WHAT THE EXERCISE ASKS
Every line in the listing is to be echoed verbatim.

DATA TO PROCESS

>>

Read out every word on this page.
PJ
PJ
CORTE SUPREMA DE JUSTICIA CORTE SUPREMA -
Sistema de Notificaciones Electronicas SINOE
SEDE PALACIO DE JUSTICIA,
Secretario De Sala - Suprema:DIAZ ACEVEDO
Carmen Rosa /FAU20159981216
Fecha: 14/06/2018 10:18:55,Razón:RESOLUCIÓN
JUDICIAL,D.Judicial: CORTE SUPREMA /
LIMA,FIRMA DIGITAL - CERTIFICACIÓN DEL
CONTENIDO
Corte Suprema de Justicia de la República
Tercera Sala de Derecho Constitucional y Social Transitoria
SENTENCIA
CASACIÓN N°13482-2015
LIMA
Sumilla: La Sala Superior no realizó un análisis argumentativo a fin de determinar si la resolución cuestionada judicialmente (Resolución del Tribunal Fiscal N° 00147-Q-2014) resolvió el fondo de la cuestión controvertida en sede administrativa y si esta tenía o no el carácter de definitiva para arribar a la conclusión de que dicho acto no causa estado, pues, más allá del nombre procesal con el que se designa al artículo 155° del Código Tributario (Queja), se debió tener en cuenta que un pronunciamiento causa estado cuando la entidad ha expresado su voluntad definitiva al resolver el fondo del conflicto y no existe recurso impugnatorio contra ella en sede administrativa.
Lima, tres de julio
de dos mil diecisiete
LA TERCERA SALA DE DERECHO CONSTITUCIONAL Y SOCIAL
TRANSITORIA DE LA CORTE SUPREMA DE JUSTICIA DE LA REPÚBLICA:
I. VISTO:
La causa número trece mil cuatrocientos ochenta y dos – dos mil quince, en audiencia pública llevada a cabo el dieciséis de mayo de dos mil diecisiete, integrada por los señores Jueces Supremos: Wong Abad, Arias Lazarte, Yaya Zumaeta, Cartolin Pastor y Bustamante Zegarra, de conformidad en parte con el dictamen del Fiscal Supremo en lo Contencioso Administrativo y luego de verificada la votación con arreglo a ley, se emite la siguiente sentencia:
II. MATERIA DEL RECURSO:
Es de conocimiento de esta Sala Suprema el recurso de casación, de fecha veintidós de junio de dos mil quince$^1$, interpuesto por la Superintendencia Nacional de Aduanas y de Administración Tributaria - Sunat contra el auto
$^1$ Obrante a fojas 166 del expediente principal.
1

<<

EXERCISE OUTPUT
Read out every word on this page.
PJ
PJ
CORTE SUPREMA DE JUSTICIA CORTE SUPREMA -
Sistema de Notificaciones Electronicas SINOE
SEDE PALACIO DE JUSTICIA,
Secretario De Sala - Suprema:DIAZ ACEVEDO
Carmen Rosa /FAU20159981216
Fecha: 14/06/2018 10:18:55,Razón:RESOLUCIÓN
JUDICIAL,D.Judicial: CORTE SUPREMA /
LIMA,FIRMA DIGITAL - CERTIFICACIÓN DEL
CONTENIDO
Corte Suprema de Justicia de la República
Tercera Sala de Derecho Constitucional y Social Transitoria
SENTENCIA
CASACIÓN N°13482-2015
LIMA
Sumilla: La Sala Superior no realizó un análisis argumentativo a fin de determinar si la resolución cuestionada judicialmente (Resolución del Tribunal Fiscal N° 00147-Q-2014) resolvió el fondo de la cuestión controvertida en sede administrativa y si esta tenía o no el carácter de definitiva para arribar a la conclusión de que dicho acto no causa estado, pues, más allá del nombre procesal con el que se designa al artículo 155° del Código Tributario (Queja), se debió tener en cuenta que un pronunciamiento causa estado cuando la entidad ha expresado su voluntad definitiva al resolver el fondo del conflicto y no existe recurso impugnatorio contra ella en sede administrativa.
Lima, tres de julio
de dos mil diecisiete
LA TERCERA SALA DE DERECHO CONSTITUCIONAL Y SOCIAL
TRANSITORIA DE LA CORTE SUPREMA DE JUSTICIA DE LA REPÚBLICA:
I. VISTO:
La causa número trece mil cuatrocientos ochenta y dos – dos mil quince, en audiencia pública llevada a cabo el dieciséis de mayo de dos mil diecisiete, integrada por los señores Jueces Supremos: Wong Abad, Arias Lazarte, Yaya Zumaeta, Cartolin Pastor y Bustamante Zegarra, de conformidad en parte con el dictamen del Fiscal Supremo en lo Contencioso Administrativo y luego de verificada la votación con arreglo a ley, se emite la siguiente sentencia:
II. MATERIA DEL RECURSO:
Es de conocimiento de esta Sala Suprema el recurso de casación, de fecha veintidós de junio de dos mil quince$^1$, interpuesto por la Superintendencia Nacional de Aduanas y de Administración Tributaria - Sunat contra el auto
$^1$ Obrante a fojas 166 del expediente principal.
1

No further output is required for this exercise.